►
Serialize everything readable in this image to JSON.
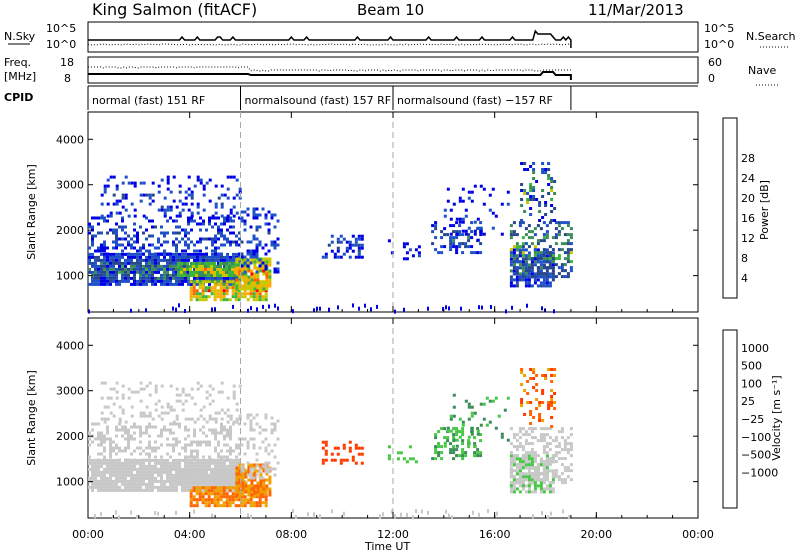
{
  "header": {
    "station_title": "King Salmon (fitACF)",
    "beam": "Beam 10",
    "date": "11/Mar/2013"
  },
  "colors": {
    "power_scale": [
      "#0000e6",
      "#1e50c8",
      "#28468c",
      "#3c8c5a",
      "#3cb43c",
      "#c8c800",
      "#ffaa00",
      "#ff6400",
      "#ff0000"
    ],
    "velocity_scale": [
      "#1e3cc8",
      "#2850a0",
      "#3c8c5a",
      "#46c846",
      "#c8c8c8",
      "#c8c8c8",
      "#f0a000",
      "#ff6400",
      "#ff3c00",
      "#e60000"
    ]
  },
  "chart_data": [
    {
      "type": "line",
      "name": "noise-panel",
      "left_label": "N.Sky",
      "right_label": "N.Search",
      "left_ticks": [
        "10^5",
        "10^0"
      ],
      "right_ticks": [
        "10^5",
        "10^0"
      ]
    },
    {
      "type": "line",
      "name": "frequency-panel",
      "left_label_line1": "Freq.",
      "left_label_line2": "[MHz]",
      "right_label": "Nave",
      "left_ticks": [
        "18",
        "8"
      ],
      "right_ticks": [
        "60",
        "0"
      ]
    },
    {
      "type": "table",
      "name": "cpid-strip",
      "label": "CPID",
      "segments": [
        {
          "label": "normal (fast) 151 RF",
          "start_hour": 0.0
        },
        {
          "label": "normalsound (fast) 157 RF",
          "start_hour": 6.0
        },
        {
          "label": "normalsound (fast) −157 RF",
          "start_hour": 12.0
        }
      ]
    },
    {
      "type": "heatmap",
      "name": "power-panel",
      "ylabel": "Slant Range [km]",
      "yticks": [
        "1000",
        "2000",
        "3000",
        "4000"
      ],
      "ylim": [
        200,
        4600
      ],
      "xlim": [
        0,
        24
      ],
      "colorbar_label": "Power [dB]",
      "colorbar_ticks": [
        "4",
        "8",
        "12",
        "16",
        "20",
        "24",
        "28"
      ],
      "vertical_markers_hours": [
        6,
        12
      ]
    },
    {
      "type": "heatmap",
      "name": "velocity-panel",
      "ylabel": "Slant Range [km]",
      "yticks": [
        "1000",
        "2000",
        "3000",
        "4000"
      ],
      "ylim": [
        200,
        4600
      ],
      "xlim": [
        0,
        24
      ],
      "colorbar_label": "Velocity [m s⁻¹]",
      "colorbar_ticks": [
        "1000",
        "500",
        "100",
        "25",
        "−25",
        "−100",
        "−500",
        "−1000"
      ],
      "vertical_markers_hours": [
        6,
        12
      ]
    }
  ],
  "time_axis": {
    "ticks": [
      "00:00",
      "04:00",
      "08:00",
      "12:00",
      "16:00",
      "20:00",
      "00:00"
    ],
    "label": "Time UT"
  }
}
◄
__REQUIREMENTS__
Without including the pictures, reproduce all entries exactly.

__SOLVED PROBLEM__
Serialize everything readable in this image to JSON.
{
  "header": {
    "station_title": "King Salmon (fitACF)",
    "beam": "Beam 10",
    "date": "11/Mar/2013"
  },
  "colors": {
    "power_scale": [
      "#0000e6",
      "#1e50c8",
      "#28468c",
      "#3c8c5a",
      "#3cb43c",
      "#c8c800",
      "#ffaa00",
      "#ff6400",
      "#ff0000"
    ],
    "velocity_scale": [
      "#1e3cc8",
      "#2850a0",
      "#3c8c5a",
      "#46c846",
      "#c8c8c8",
      "#c8c8c8",
      "#f0a000",
      "#ff6400",
      "#ff3c00",
      "#e60000"
    ]
  },
  "chart_data": [
    {
      "type": "line",
      "name": "noise-panel",
      "left_label": "N.Sky",
      "right_label": "N.Search",
      "left_ticks": [
        "10^5",
        "10^0"
      ],
      "right_ticks": [
        "10^5",
        "10^0"
      ]
    },
    {
      "type": "line",
      "name": "frequency-panel",
      "left_label_line1": "Freq.",
      "left_label_line2": "[MHz]",
      "right_label": "Nave",
      "left_ticks": [
        "18",
        "8"
      ],
      "right_ticks": [
        "60",
        "0"
      ]
    },
    {
      "type": "table",
      "name": "cpid-strip",
      "label": "CPID",
      "segments": [
        {
          "label": "normal (fast) 151 RF",
          "start_hour": 0.0
        },
        {
          "label": "normalsound (fast) 157 RF",
          "start_hour": 6.0
        },
        {
          "label": "normalsound (fast) −157 RF",
          "start_hour": 12.0
        }
      ]
    },
    {
      "type": "heatmap",
      "name": "power-panel",
      "ylabel": "Slant Range [km]",
      "yticks": [
        "1000",
        "2000",
        "3000",
        "4000"
      ],
      "ylim": [
        200,
        4600
      ],
      "xlim": [
        0,
        24
      ],
      "colorbar_label": "Power [dB]",
      "colorbar_ticks": [
        "4",
        "8",
        "12",
        "16",
        "20",
        "24",
        "28"
      ],
      "vertical_markers_hours": [
        6,
        12
      ]
    },
    {
      "type": "heatmap",
      "name": "velocity-panel",
      "ylabel": "Slant Range [km]",
      "yticks": [
        "1000",
        "2000",
        "3000",
        "4000"
      ],
      "ylim": [
        200,
        4600
      ],
      "xlim": [
        0,
        24
      ],
      "colorbar_label": "Velocity [m s⁻¹]",
      "colorbar_ticks": [
        "1000",
        "500",
        "100",
        "25",
        "−25",
        "−100",
        "−500",
        "−1000"
      ],
      "vertical_markers_hours": [
        6,
        12
      ]
    }
  ],
  "time_axis": {
    "ticks": [
      "00:00",
      "04:00",
      "08:00",
      "12:00",
      "16:00",
      "20:00",
      "00:00"
    ],
    "label": "Time UT"
  }
}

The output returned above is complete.